Stored data entries
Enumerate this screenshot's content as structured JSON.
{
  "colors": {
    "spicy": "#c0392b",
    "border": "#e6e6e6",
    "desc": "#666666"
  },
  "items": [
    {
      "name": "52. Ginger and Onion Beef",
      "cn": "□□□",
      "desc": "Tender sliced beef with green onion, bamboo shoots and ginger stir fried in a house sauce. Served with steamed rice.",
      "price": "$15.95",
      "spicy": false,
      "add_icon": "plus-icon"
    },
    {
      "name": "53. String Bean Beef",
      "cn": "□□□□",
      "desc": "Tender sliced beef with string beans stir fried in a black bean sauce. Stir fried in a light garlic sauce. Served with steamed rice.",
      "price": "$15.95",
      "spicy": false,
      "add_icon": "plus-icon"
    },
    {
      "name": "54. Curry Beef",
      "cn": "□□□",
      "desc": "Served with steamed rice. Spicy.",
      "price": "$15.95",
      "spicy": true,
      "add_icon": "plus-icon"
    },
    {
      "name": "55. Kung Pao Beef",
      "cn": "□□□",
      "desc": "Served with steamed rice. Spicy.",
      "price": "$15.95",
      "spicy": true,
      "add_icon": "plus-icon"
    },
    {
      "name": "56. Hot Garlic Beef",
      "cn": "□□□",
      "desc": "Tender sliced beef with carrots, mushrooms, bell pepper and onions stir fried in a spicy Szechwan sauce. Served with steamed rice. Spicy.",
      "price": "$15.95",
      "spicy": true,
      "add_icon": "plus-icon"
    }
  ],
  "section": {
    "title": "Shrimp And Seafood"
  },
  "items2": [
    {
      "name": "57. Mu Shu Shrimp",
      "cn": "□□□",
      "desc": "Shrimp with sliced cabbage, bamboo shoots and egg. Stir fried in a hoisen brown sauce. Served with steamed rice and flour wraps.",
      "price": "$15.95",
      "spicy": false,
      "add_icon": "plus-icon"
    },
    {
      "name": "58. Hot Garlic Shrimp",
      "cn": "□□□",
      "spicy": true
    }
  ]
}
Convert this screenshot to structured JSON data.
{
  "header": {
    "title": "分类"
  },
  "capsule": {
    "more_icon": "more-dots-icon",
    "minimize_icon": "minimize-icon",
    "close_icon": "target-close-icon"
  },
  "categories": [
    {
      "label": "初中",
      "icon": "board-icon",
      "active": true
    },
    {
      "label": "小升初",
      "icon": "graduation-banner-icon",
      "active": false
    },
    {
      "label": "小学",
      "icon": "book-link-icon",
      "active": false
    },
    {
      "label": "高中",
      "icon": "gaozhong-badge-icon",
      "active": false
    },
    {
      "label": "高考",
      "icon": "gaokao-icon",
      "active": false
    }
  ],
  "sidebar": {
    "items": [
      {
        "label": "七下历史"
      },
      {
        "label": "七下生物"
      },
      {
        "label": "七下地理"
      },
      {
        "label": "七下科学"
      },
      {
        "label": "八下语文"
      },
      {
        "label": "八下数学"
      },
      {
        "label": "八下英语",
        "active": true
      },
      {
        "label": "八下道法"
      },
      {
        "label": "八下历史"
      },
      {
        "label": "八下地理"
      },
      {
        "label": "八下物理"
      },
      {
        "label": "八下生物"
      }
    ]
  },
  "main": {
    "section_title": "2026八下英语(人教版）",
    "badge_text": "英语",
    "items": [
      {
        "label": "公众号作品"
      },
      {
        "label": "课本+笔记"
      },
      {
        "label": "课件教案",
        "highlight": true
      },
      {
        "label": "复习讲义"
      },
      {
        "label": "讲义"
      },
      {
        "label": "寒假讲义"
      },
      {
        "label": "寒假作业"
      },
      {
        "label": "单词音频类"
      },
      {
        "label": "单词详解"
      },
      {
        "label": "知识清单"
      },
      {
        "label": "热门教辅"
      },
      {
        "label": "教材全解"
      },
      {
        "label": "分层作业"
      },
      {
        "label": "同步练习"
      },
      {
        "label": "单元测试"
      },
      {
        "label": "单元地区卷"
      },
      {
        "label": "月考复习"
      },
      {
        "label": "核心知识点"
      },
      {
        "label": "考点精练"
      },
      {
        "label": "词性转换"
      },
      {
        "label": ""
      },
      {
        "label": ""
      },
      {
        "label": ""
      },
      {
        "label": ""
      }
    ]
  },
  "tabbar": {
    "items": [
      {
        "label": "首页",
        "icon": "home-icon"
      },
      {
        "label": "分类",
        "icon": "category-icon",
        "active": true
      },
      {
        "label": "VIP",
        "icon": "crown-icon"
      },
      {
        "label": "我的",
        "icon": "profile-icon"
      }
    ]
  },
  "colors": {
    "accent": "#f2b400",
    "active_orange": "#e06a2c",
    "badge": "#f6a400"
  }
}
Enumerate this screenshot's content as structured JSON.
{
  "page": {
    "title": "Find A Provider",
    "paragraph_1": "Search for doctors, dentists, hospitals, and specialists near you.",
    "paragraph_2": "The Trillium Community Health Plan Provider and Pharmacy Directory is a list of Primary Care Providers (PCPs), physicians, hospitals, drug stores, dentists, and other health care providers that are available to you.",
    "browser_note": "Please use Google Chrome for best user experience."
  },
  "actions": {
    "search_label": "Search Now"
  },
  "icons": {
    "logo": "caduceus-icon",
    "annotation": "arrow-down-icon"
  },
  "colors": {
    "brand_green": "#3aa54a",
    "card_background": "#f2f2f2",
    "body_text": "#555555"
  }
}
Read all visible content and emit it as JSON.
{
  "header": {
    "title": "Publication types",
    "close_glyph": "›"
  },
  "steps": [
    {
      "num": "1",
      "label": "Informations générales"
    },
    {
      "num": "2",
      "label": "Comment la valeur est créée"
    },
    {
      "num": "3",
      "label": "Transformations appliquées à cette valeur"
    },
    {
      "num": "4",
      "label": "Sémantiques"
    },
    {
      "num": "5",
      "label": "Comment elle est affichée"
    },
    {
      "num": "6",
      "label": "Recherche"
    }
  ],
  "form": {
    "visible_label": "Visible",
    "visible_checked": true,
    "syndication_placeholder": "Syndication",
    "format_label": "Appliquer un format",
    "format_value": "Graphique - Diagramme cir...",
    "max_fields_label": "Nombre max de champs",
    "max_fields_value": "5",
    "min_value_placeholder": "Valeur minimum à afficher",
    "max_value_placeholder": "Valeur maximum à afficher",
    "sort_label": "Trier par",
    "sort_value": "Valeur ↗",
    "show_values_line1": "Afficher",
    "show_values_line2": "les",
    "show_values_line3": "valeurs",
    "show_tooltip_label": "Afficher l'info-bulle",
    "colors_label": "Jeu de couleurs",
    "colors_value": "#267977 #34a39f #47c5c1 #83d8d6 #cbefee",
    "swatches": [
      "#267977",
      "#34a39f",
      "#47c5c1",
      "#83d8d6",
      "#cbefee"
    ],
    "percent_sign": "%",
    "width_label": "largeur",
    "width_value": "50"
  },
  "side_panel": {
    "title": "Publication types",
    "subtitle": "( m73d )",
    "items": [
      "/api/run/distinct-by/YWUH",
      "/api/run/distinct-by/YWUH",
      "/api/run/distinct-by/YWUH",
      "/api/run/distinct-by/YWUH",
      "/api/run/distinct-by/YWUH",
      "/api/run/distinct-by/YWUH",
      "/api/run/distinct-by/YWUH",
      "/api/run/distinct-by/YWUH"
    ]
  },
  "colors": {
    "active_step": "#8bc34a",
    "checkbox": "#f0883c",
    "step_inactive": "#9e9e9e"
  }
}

• [EXERCISE BRIEF]:
Return the entries in full, keeping every line exactly as it is.

• [WORKED SOLUTION]:
Enumerate this screenshot's content as structured JSON.
{
  "colors": {
    "spicy": "#c0392b",
    "border": "#e6e6e6",
    "desc": "#666666"
  },
  "items": [
    {
      "name": "52. Ginger and Onion Beef",
      "cn": "□□□",
      "desc": "Tender sliced beef with green onion, bamboo shoots and ginger stir fried in a house sauce. Served with steamed rice.",
      "price": "$15.95",
      "spicy": false,
      "add_icon": "plus-icon"
    },
    {
      "name": "53. String Bean Beef",
      "cn": "□□□□",
      "desc": "Tender sliced beef with string beans stir fried in a black bean sauce. Stir fried in a light garlic sauce. Served with steamed rice.",
      "price": "$15.95",
      "spicy": false,
      "add_icon": "plus-icon"
    },
    {
      "name": "54. Curry Beef",
      "cn": "□□□",
      "desc": "Served with steamed rice. Spicy.",
      "price": "$15.95",
      "spicy": true,
      "add_icon": "plus-icon"
    },
    {
      "name": "55. Kung Pao Beef",
      "cn": "□□□",
      "desc": "Served with steamed rice. Spicy.",
      "price": "$15.95",
      "spicy": true,
      "add_icon": "plus-icon"
    },
    {
      "name": "56. Hot Garlic Beef",
      "cn": "□□□",
      "desc": "Tender sliced beef with carrots, mushrooms, bell pepper and onions stir fried in a spicy Szechwan sauce. Served with steamed rice. Spicy.",
      "price": "$15.95",
      "spicy": true,
      "add_icon": "plus-icon"
    }
  ],
  "section": {
    "title": "Shrimp And Seafood"
  },
  "items2": [
    {
      "name": "57. Mu Shu Shrimp",
      "cn": "□□□",
      "desc": "Shrimp with sliced cabbage, bamboo shoots and egg. Stir fried in a hoisen brown sauce. Served with steamed rice and flour wraps.",
      "price": "$15.95",
      "spicy": false,
      "add_icon": "plus-icon"
    },
    {
      "name": "58. Hot Garlic Shrimp",
      "cn": "□□□",
      "spicy": true
    }
  ]
}
Convert this screenshot to structured JSON data.
{
  "header": {
    "title": "分类"
  },
  "capsule": {
    "more_icon": "more-dots-icon",
    "minimize_icon": "minimize-icon",
    "close_icon": "target-close-icon"
  },
  "categories": [
    {
      "label": "初中",
      "icon": "board-icon",
      "active": true
    },
    {
      "label": "小升初",
      "icon": "graduation-banner-icon",
      "active": false
    },
    {
      "label": "小学",
      "icon": "book-link-icon",
      "active": false
    },
    {
      "label": "高中",
      "icon": "gaozhong-badge-icon",
      "active": false
    },
    {
      "label": "高考",
      "icon": "gaokao-icon",
      "active": false
    }
  ],
  "sidebar": {
    "items": [
      {
        "label": "七下历史"
      },
      {
        "label": "七下生物"
      },
      {
        "label": "七下地理"
      },
      {
        "label": "七下科学"
      },
      {
        "label": "八下语文"
      },
      {
        "label": "八下数学"
      },
      {
        "label": "八下英语",
        "active": true
      },
      {
        "label": "八下道法"
      },
      {
        "label": "八下历史"
      },
      {
        "label": "八下地理"
      },
      {
        "label": "八下物理"
      },
      {
        "label": "八下生物"
      }
    ]
  },
  "main": {
    "section_title": "2026八下英语(人教版）",
    "badge_text": "英语",
    "items": [
      {
        "label": "公众号作品"
      },
      {
        "label": "课本+笔记"
      },
      {
        "label": "课件教案",
        "highlight": true
      },
      {
        "label": "复习讲义"
      },
      {
        "label": "讲义"
      },
      {
        "label": "寒假讲义"
      },
      {
        "label": "寒假作业"
      },
      {
        "label": "单词音频类"
      },
      {
        "label": "单词详解"
      },
      {
        "label": "知识清单"
      },
      {
        "label": "热门教辅"
      },
      {
        "label": "教材全解"
      },
      {
        "label": "分层作业"
      },
      {
        "label": "同步练习"
      },
      {
        "label": "单元测试"
      },
      {
        "label": "单元地区卷"
      },
      {
        "label": "月考复习"
      },
      {
        "label": "核心知识点"
      },
      {
        "label": "考点精练"
      },
      {
        "label": "词性转换"
      },
      {
        "label": ""
      },
      {
        "label": ""
      },
      {
        "label": ""
      },
      {
        "label": ""
      }
    ]
  },
  "tabbar": {
    "items": [
      {
        "label": "首页",
        "icon": "home-icon"
      },
      {
        "label": "分类",
        "icon": "category-icon",
        "active": true
      },
      {
        "label": "VIP",
        "icon": "crown-icon"
      },
      {
        "label": "我的",
        "icon": "profile-icon"
      }
    ]
  },
  "colors": {
    "accent": "#f2b400",
    "active_orange": "#e06a2c",
    "badge": "#f6a400"
  }
}
Enumerate this screenshot's content as structured JSON.
{
  "page": {
    "title": "Find A Provider",
    "paragraph_1": "Search for doctors, dentists, hospitals, and specialists near you.",
    "paragraph_2": "The Trillium Community Health Plan Provider and Pharmacy Directory is a list of Primary Care Providers (PCPs), physicians, hospitals, drug stores, dentists, and other health care providers that are available to you.",
    "browser_note": "Please use Google Chrome for best user experience."
  },
  "actions": {
    "search_label": "Search Now"
  },
  "icons": {
    "logo": "caduceus-icon",
    "annotation": "arrow-down-icon"
  },
  "colors": {
    "brand_green": "#3aa54a",
    "card_background": "#f2f2f2",
    "body_text": "#555555"
  }
}
Read all visible content and emit it as JSON.
{
  "header": {
    "title": "Publication types",
    "close_glyph": "›"
  },
  "steps": [
    {
      "num": "1",
      "label": "Informations générales"
    },
    {
      "num": "2",
      "label": "Comment la valeur est créée"
    },
    {
      "num": "3",
      "label": "Transformations appliquées à cette valeur"
    },
    {
      "num": "4",
      "label": "Sémantiques"
    },
    {
      "num": "5",
      "label": "Comment elle est affichée"
    },
    {
      "num": "6",
      "label": "Recherche"
    }
  ],
  "form": {
    "visible_label": "Visible",
    "visible_checked": true,
    "syndication_placeholder": "Syndication",
    "format_label": "Appliquer un format",
    "format_value": "Graphique - Diagramme cir...",
    "max_fields_label": "Nombre max de champs",
    "max_fields_value": "5",
    "min_value_placeholder": "Valeur minimum à afficher",
    "max_value_placeholder": "Valeur maximum à afficher",
    "sort_label": "Trier par",
    "sort_value": "Valeur ↗",
    "show_values_line1": "Afficher",
    "show_values_line2": "les",
    "show_values_line3": "valeurs",
    "show_tooltip_label": "Afficher l'info-bulle",
    "colors_label": "Jeu de couleurs",
    "colors_value": "#267977 #34a39f #47c5c1 #83d8d6 #cbefee",
    "swatches": [
      "#267977",
      "#34a39f",
      "#47c5c1",
      "#83d8d6",
      "#cbefee"
    ],
    "percent_sign": "%",
    "width_label": "largeur",
    "width_value": "50"
  },
  "side_panel": {
    "title": "Publication types",
    "subtitle": "( m73d )",
    "items": [
      "/api/run/distinct-by/YWUH",
      "/api/run/distinct-by/YWUH",
      "/api/run/distinct-by/YWUH",
      "/api/run/distinct-by/YWUH",
      "/api/run/distinct-by/YWUH",
      "/api/run/distinct-by/YWUH",
      "/api/run/distinct-by/YWUH",
      "/api/run/distinct-by/YWUH"
    ]
  },
  "colors": {
    "active_step": "#8bc34a",
    "checkbox": "#f0883c",
    "step_inactive": "#9e9e9e"
  }
}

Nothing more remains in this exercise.